### [Stated exercise]
Read through the entries below and return each line with the word "from".
Data for processing start
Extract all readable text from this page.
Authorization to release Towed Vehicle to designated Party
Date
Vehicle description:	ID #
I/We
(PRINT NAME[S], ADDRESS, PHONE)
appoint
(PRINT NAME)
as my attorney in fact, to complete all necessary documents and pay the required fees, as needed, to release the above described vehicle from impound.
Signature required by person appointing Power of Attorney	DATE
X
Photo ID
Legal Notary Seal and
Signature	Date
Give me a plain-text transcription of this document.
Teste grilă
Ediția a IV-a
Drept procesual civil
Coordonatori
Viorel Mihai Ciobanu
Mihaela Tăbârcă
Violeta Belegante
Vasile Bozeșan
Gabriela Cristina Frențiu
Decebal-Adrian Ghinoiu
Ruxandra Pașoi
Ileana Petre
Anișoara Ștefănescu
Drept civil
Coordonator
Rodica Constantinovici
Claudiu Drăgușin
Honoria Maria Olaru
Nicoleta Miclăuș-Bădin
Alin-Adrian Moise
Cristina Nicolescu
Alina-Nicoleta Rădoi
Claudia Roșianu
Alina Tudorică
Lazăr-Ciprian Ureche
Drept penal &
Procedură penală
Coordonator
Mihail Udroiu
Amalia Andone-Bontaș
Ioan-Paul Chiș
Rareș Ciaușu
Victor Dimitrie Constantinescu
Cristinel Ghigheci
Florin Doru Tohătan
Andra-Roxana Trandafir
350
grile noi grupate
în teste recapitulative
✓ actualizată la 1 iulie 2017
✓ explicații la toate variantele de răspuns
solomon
Data for processing end
### [Output]
Extract all readable text from this page.
as my attorney in fact, to complete all necessary documents and pay the required fees, as needed, to release the above described vehicle from impound.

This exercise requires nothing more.